--- BEGIN ---
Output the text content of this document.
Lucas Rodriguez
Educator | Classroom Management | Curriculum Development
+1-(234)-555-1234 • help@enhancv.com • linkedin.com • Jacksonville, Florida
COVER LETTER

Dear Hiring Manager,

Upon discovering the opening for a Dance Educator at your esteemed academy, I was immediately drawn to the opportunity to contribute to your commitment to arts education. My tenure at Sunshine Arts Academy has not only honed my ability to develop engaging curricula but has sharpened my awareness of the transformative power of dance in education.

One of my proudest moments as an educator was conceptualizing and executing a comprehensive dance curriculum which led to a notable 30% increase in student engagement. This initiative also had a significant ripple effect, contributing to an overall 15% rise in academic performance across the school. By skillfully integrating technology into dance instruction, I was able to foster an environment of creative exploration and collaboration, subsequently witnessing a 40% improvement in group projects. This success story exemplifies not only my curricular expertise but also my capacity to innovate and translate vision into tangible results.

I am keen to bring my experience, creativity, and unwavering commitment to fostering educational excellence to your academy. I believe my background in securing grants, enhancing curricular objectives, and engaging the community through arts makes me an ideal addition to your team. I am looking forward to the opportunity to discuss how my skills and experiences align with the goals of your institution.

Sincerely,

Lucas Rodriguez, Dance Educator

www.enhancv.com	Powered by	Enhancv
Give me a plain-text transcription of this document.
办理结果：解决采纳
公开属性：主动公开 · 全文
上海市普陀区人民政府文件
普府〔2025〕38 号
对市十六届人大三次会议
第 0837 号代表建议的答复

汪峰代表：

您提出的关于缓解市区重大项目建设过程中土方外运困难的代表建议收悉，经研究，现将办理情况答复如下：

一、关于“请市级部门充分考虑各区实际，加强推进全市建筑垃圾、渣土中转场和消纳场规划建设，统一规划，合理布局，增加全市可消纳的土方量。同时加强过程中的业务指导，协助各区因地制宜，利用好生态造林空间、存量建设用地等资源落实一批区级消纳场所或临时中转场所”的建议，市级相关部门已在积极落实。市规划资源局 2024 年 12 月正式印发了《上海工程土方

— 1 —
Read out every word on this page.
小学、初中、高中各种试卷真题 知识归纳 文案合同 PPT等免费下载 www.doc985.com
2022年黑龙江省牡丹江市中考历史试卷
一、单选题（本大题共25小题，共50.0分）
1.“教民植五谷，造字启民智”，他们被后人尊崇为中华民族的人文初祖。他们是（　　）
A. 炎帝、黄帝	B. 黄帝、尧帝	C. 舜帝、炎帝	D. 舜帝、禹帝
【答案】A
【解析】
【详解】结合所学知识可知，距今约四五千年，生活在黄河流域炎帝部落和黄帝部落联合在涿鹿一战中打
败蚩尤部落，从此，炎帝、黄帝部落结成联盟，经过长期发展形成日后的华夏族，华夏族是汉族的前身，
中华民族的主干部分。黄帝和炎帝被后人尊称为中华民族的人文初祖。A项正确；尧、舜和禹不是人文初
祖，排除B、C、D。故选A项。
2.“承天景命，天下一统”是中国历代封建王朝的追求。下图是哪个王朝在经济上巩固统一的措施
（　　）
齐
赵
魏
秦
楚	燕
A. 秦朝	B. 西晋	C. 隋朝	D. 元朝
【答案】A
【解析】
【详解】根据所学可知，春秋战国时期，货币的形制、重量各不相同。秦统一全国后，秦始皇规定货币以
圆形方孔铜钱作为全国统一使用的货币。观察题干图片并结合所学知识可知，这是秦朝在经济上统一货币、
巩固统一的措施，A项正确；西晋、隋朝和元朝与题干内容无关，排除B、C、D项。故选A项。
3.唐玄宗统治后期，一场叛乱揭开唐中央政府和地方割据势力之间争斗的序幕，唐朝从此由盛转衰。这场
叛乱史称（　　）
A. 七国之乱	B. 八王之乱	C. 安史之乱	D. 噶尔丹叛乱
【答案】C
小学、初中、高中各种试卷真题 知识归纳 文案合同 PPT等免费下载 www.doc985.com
--- END ---
■ **YOUR TASK**: Copy out all the entries shown above, character for character.

■ **RESULT OF THIS TASK**:
Output the text content of this document.
Lucas Rodriguez
Educator | Classroom Management | Curriculum Development
+1-(234)-555-1234 • help@enhancv.com • linkedin.com • Jacksonville, Florida
COVER LETTER

Dear Hiring Manager,

Upon discovering the opening for a Dance Educator at your esteemed academy, I was immediately drawn to the opportunity to contribute to your commitment to arts education. My tenure at Sunshine Arts Academy has not only honed my ability to develop engaging curricula but has sharpened my awareness of the transformative power of dance in education.

One of my proudest moments as an educator was conceptualizing and executing a comprehensive dance curriculum which led to a notable 30% increase in student engagement. This initiative also had a significant ripple effect, contributing to an overall 15% rise in academic performance across the school. By skillfully integrating technology into dance instruction, I was able to foster an environment of creative exploration and collaboration, subsequently witnessing a 40% improvement in group projects. This success story exemplifies not only my curricular expertise but also my capacity to innovate and translate vision into tangible results.

I am keen to bring my experience, creativity, and unwavering commitment to fostering educational excellence to your academy. I believe my background in securing grants, enhancing curricular objectives, and engaging the community through arts makes me an ideal addition to your team. I am looking forward to the opportunity to discuss how my skills and experiences align with the goals of your institution.

Sincerely,

Lucas Rodriguez, Dance Educator

www.enhancv.com	Powered by	Enhancv
Give me a plain-text transcription of this document.
办理结果：解决采纳
公开属性：主动公开 · 全文
上海市普陀区人民政府文件
普府〔2025〕38 号
对市十六届人大三次会议
第 0837 号代表建议的答复

汪峰代表：

您提出的关于缓解市区重大项目建设过程中土方外运困难的代表建议收悉，经研究，现将办理情况答复如下：

一、关于“请市级部门充分考虑各区实际，加强推进全市建筑垃圾、渣土中转场和消纳场规划建设，统一规划，合理布局，增加全市可消纳的土方量。同时加强过程中的业务指导，协助各区因地制宜，利用好生态造林空间、存量建设用地等资源落实一批区级消纳场所或临时中转场所”的建议，市级相关部门已在积极落实。市规划资源局 2024 年 12 月正式印发了《上海工程土方

— 1 —
Read out every word on this page.
小学、初中、高中各种试卷真题 知识归纳 文案合同 PPT等免费下载 www.doc985.com
2022年黑龙江省牡丹江市中考历史试卷
一、单选题（本大题共25小题，共50.0分）
1.“教民植五谷，造字启民智”，他们被后人尊崇为中华民族的人文初祖。他们是（　　）
A. 炎帝、黄帝	B. 黄帝、尧帝	C. 舜帝、炎帝	D. 舜帝、禹帝
【答案】A
【解析】
【详解】结合所学知识可知，距今约四五千年，生活在黄河流域炎帝部落和黄帝部落联合在涿鹿一战中打
败蚩尤部落，从此，炎帝、黄帝部落结成联盟，经过长期发展形成日后的华夏族，华夏族是汉族的前身，
中华民族的主干部分。黄帝和炎帝被后人尊称为中华民族的人文初祖。A项正确；尧、舜和禹不是人文初
祖，排除B、C、D。故选A项。
2.“承天景命，天下一统”是中国历代封建王朝的追求。下图是哪个王朝在经济上巩固统一的措施
（　　）
齐
赵
魏
秦
楚	燕
A. 秦朝	B. 西晋	C. 隋朝	D. 元朝
【答案】A
【解析】
【详解】根据所学可知，春秋战国时期，货币的形制、重量各不相同。秦统一全国后，秦始皇规定货币以
圆形方孔铜钱作为全国统一使用的货币。观察题干图片并结合所学知识可知，这是秦朝在经济上统一货币、
巩固统一的措施，A项正确；西晋、隋朝和元朝与题干内容无关，排除B、C、D项。故选A项。
3.唐玄宗统治后期，一场叛乱揭开唐中央政府和地方割据势力之间争斗的序幕，唐朝从此由盛转衰。这场
叛乱史称（　　）
A. 七国之乱	B. 八王之乱	C. 安史之乱	D. 噶尔丹叛乱
【答案】C
小学、初中、高中各种试卷真题 知识归纳 文案合同 PPT等免费下载 www.doc985.com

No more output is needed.